* [Exercise instructions]:
Every entry must be duplicated precisely as written.

——

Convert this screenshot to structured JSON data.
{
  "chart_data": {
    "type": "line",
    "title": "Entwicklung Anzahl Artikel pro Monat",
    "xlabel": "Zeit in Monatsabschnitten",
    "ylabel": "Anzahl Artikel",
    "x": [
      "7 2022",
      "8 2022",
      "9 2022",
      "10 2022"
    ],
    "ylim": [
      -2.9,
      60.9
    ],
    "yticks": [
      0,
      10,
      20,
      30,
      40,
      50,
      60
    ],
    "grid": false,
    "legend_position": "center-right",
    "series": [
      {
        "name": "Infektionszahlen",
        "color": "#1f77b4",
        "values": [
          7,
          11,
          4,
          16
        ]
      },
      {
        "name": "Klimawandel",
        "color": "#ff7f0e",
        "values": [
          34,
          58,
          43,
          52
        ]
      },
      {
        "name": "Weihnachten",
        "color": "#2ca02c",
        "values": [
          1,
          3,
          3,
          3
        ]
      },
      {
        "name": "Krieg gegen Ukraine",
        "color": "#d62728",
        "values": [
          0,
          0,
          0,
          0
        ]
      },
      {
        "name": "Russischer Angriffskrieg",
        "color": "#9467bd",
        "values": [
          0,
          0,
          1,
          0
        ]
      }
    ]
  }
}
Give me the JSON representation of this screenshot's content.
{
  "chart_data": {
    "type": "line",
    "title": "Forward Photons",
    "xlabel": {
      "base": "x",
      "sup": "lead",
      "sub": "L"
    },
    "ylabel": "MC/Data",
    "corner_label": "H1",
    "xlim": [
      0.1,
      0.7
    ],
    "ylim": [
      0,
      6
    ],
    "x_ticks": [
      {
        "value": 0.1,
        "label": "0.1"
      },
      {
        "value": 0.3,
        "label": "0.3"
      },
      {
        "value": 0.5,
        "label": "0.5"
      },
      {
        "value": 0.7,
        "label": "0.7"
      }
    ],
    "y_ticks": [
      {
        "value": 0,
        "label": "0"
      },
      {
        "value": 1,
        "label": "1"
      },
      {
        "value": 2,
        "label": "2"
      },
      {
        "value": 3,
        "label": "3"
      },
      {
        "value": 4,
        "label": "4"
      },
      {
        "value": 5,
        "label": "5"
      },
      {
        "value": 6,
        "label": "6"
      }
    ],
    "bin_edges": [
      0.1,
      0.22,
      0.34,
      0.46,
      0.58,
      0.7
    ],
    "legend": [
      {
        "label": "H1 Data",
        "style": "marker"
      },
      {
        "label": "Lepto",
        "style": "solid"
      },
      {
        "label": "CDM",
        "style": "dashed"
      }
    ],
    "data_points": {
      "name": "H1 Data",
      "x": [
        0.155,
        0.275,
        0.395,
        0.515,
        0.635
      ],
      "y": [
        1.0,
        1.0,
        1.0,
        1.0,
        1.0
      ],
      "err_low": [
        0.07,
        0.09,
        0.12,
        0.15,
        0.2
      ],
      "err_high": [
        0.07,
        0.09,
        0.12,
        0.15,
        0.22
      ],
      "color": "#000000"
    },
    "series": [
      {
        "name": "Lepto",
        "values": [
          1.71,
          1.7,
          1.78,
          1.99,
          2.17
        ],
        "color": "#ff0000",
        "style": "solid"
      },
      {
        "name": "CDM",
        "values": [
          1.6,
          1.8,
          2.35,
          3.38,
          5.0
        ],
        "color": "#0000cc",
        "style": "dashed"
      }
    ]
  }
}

——

* [Response below]:
Convert this screenshot to structured JSON data.
{
  "chart_data": {
    "type": "line",
    "title": "Entwicklung Anzahl Artikel pro Monat",
    "xlabel": "Zeit in Monatsabschnitten",
    "ylabel": "Anzahl Artikel",
    "x": [
      "7 2022",
      "8 2022",
      "9 2022",
      "10 2022"
    ],
    "ylim": [
      -2.9,
      60.9
    ],
    "yticks": [
      0,
      10,
      20,
      30,
      40,
      50,
      60
    ],
    "grid": false,
    "legend_position": "center-right",
    "series": [
      {
        "name": "Infektionszahlen",
        "color": "#1f77b4",
        "values": [
          7,
          11,
          4,
          16
        ]
      },
      {
        "name": "Klimawandel",
        "color": "#ff7f0e",
        "values": [
          34,
          58,
          43,
          52
        ]
      },
      {
        "name": "Weihnachten",
        "color": "#2ca02c",
        "values": [
          1,
          3,
          3,
          3
        ]
      },
      {
        "name": "Krieg gegen Ukraine",
        "color": "#d62728",
        "values": [
          0,
          0,
          0,
          0
        ]
      },
      {
        "name": "Russischer Angriffskrieg",
        "color": "#9467bd",
        "values": [
          0,
          0,
          1,
          0
        ]
      }
    ]
  }
}
Give me the JSON representation of this screenshot's content.
{
  "chart_data": {
    "type": "line",
    "title": "Forward Photons",
    "xlabel": {
      "base": "x",
      "sup": "lead",
      "sub": "L"
    },
    "ylabel": "MC/Data",
    "corner_label": "H1",
    "xlim": [
      0.1,
      0.7
    ],
    "ylim": [
      0,
      6
    ],
    "x_ticks": [
      {
        "value": 0.1,
        "label": "0.1"
      },
      {
        "value": 0.3,
        "label": "0.3"
      },
      {
        "value": 0.5,
        "label": "0.5"
      },
      {
        "value": 0.7,
        "label": "0.7"
      }
    ],
    "y_ticks": [
      {
        "value": 0,
        "label": "0"
      },
      {
        "value": 1,
        "label": "1"
      },
      {
        "value": 2,
        "label": "2"
      },
      {
        "value": 3,
        "label": "3"
      },
      {
        "value": 4,
        "label": "4"
      },
      {
        "value": 5,
        "label": "5"
      },
      {
        "value": 6,
        "label": "6"
      }
    ],
    "bin_edges": [
      0.1,
      0.22,
      0.34,
      0.46,
      0.58,
      0.7
    ],
    "legend": [
      {
        "label": "H1 Data",
        "style": "marker"
      },
      {
        "label": "Lepto",
        "style": "solid"
      },
      {
        "label": "CDM",
        "style": "dashed"
      }
    ],
    "data_points": {
      "name": "H1 Data",
      "x": [
        0.155,
        0.275,
        0.395,
        0.515,
        0.635
      ],
      "y": [
        1.0,
        1.0,
        1.0,
        1.0,
        1.0
      ],
      "err_low": [
        0.07,
        0.09,
        0.12,
        0.15,
        0.2
      ],
      "err_high": [
        0.07,
        0.09,
        0.12,
        0.15,
        0.22
      ],
      "color": "#000000"
    },
    "series": [
      {
        "name": "Lepto",
        "values": [
          1.71,
          1.7,
          1.78,
          1.99,
          2.17
        ],
        "color": "#ff0000",
        "style": "solid"
      },
      {
        "name": "CDM",
        "values": [
          1.6,
          1.8,
          2.35,
          3.38,
          5.0
        ],
        "color": "#0000cc",
        "style": "dashed"
      }
    ]
  }
}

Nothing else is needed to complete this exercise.